### QUOTED PASSAGE
-.-.-

Thus IMO a good quality Responder has to perform some sanity checking on
the position values and lengths in incoming Read segments. I'm not sure
how it could avoid some sorting-like behavior to perform this check.


> It might be better to place responsibility on the sender to sort these.

IMO the goal of RPC/RDMA is to reduce host processing on the Requester.
Sorting on the Responder follows that paradigm more closely than the
converse.

For a given position value, RPC/RDMA already requires that Read segments
have to be in the order they appear in the reconstructed RPC message. But
there's currently no requirement that the Read list's position values have
to appear in monotonically increasing order. In fact I think RPC/RDMA
permits a Requester to interleave Read segments at different positions, as
long as they are in the Read list in the order they should be used to
reconstruct the RPC Call.

-.-.-

### RECORD EXCERPTS
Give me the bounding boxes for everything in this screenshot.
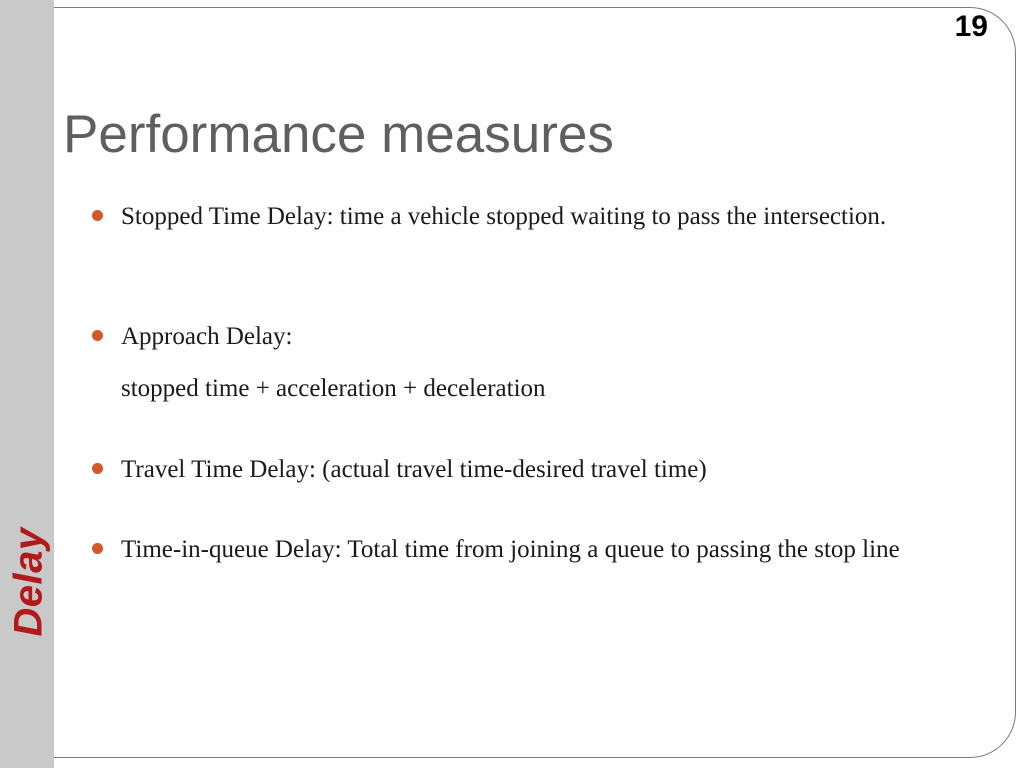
slide-title: Performance measures xyxy=(63,105,614,164)
side-bar xyxy=(0,0,54,768)
bullet-text: Travel Time Delay: (actual travel time-desired travel time) xyxy=(121,456,707,483)
bullet-dot-icon xyxy=(92,543,103,554)
bullet-text: Time-in-queue Delay: Total time from joining a queue to passing the stop line xyxy=(121,536,900,563)
bullet-item xyxy=(92,449,922,490)
bullet-text: Approach Delay: xyxy=(121,323,293,350)
bullet-text: Stopped Time Delay: time a vehicle stopped waiting to pass the intersection. xyxy=(121,203,887,230)
bullet-dot-icon xyxy=(92,330,103,341)
bullet-subtext: stopped time + acceleration + deceleration xyxy=(121,375,546,402)
bullet-item xyxy=(92,196,922,237)
bullet-dot-icon xyxy=(92,210,103,221)
page-number: 19 xyxy=(954,10,988,43)
bullet-item xyxy=(92,316,922,402)
bullet-item xyxy=(92,529,922,570)
section-label: Delay xyxy=(6,527,51,637)
bullet-dot-icon xyxy=(92,463,103,474)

-.-.-

### SHORT EXERCISE 1
In the RPC/RDMA discussion, what does the writer say is the goal of RPC/RDMA?
### SHORT EXERCISE 2
Resume the RPC/RDMA discussion from the point where it stops.

### TASK OUTPUT 1
The goal of RPC/RDMA is to reduce host processing on the Requester.

### TASK OUTPUT 2
I'm working on some changes to the Linux NFS/RDMA implementation that might
perform Responder-side Read list sorting in order to deal properly with
Read lists that contain segments with more than one Position value. For
example, a Read list that contains Read segments with position zero and
Read segments with a non-zero position could be re-sorted so that all of
the segments are in byte order at position zero. This enables the Responder
to set up the Read sink buffer pages so at Read completion the message is
already in proper segment and byte order.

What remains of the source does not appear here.